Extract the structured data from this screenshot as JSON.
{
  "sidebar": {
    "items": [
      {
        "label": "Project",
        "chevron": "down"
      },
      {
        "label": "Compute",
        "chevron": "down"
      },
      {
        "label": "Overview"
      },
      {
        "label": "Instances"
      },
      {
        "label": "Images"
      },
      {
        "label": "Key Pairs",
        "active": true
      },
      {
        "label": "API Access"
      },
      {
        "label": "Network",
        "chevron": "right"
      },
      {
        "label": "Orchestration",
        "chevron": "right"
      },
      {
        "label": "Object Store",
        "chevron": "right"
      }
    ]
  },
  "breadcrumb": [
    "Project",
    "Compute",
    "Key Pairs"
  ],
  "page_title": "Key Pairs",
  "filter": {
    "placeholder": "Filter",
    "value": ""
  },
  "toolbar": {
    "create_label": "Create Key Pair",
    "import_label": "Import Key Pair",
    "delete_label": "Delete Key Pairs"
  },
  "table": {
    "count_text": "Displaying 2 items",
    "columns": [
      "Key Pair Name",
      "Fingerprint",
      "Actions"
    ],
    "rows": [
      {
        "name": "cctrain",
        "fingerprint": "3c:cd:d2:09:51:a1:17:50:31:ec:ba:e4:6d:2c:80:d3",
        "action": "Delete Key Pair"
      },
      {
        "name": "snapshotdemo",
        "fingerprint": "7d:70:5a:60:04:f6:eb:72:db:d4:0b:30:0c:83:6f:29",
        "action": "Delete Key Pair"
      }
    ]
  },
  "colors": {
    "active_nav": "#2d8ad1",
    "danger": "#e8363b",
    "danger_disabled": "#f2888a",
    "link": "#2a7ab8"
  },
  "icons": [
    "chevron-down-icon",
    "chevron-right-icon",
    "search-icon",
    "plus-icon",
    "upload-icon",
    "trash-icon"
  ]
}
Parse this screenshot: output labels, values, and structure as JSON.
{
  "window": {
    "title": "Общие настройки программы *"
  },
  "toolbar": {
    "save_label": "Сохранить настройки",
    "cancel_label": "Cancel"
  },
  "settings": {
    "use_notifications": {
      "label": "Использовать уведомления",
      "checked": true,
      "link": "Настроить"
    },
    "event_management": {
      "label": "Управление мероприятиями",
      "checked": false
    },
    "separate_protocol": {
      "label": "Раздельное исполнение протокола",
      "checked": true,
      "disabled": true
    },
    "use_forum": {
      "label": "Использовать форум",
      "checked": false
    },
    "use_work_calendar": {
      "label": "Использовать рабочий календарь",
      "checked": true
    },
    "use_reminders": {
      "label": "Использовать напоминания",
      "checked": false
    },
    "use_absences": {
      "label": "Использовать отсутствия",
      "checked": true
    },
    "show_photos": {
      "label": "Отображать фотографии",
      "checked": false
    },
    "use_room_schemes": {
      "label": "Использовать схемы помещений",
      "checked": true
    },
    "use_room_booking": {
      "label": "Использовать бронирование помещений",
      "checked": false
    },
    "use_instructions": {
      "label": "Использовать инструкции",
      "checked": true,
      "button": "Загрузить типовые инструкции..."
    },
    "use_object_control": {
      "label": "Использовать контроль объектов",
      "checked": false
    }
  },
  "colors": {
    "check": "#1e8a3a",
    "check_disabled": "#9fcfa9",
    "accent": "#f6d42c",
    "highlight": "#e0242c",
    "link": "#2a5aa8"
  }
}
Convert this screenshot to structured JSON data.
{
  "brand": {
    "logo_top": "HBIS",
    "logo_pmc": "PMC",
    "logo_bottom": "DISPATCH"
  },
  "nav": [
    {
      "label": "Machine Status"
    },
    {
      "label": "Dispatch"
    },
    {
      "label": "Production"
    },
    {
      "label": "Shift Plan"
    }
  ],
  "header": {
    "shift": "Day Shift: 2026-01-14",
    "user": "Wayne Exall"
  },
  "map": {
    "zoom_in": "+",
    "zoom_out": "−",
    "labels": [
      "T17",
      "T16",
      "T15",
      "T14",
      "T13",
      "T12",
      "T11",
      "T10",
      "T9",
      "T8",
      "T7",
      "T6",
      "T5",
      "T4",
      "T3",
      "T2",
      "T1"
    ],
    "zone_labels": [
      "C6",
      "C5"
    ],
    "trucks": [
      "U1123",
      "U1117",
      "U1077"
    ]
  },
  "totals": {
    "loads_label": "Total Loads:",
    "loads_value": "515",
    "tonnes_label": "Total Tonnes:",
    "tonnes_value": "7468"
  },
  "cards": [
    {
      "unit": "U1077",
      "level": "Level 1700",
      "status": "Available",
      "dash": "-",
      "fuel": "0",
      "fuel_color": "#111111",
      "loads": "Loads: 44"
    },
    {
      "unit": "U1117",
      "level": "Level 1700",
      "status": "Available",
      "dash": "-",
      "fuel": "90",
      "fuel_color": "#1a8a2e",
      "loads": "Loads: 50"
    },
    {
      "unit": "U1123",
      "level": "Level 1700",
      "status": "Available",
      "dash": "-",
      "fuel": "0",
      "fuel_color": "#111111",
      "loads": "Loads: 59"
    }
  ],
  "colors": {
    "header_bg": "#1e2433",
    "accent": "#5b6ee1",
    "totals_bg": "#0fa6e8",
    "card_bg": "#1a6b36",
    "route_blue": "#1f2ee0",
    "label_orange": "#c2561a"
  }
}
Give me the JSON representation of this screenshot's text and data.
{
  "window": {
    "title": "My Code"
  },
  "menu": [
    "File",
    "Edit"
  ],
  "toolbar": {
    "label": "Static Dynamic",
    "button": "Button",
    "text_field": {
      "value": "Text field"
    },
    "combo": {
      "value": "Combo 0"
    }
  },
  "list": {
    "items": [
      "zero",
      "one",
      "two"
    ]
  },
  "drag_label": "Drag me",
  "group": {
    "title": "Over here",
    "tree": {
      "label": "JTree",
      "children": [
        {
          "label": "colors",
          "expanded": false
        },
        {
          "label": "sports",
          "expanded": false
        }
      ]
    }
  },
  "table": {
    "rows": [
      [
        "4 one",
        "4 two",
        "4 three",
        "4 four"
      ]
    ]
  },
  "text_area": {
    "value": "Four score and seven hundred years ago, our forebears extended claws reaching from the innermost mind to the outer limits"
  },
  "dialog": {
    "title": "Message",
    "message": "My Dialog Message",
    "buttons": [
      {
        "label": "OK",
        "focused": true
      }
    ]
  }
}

* * *

Exercise task:
Restate word for word the lines from the one holding "Give me the" to the end of the listing, both ends included, and nothing more.

Exercise response:
Give me the JSON representation of this screenshot's text and data.
{
  "window": {
    "title": "My Code"
  },
  "menu": [
    "File",
    "Edit"
  ],
  "toolbar": {
    "label": "Static Dynamic",
    "button": "Button",
    "text_field": {
      "value": "Text field"
    },
    "combo": {
      "value": "Combo 0"
    }
  },
  "list": {
    "items": [
      "zero",
      "one",
      "two"
    ]
  },
  "drag_label": "Drag me",
  "group": {
    "title": "Over here",
    "tree": {
      "label": "JTree",
      "children": [
        {
          "label": "colors",
          "expanded": false
        },
        {
          "label": "sports",
          "expanded": false
        }
      ]
    }
  },
  "table": {
    "rows": [
      [
        "4 one",
        "4 two",
        "4 three",
        "4 four"
      ]
    ]
  },
  "text_area": {
    "value": "Four score and seven hundred years ago, our forebears extended claws reaching from the innermost mind to the outer limits"
  },
  "dialog": {
    "title": "Message",
    "message": "My Dialog Message",
    "buttons": [
      {
        "label": "OK",
        "focused": true
      }
    ]
  }
}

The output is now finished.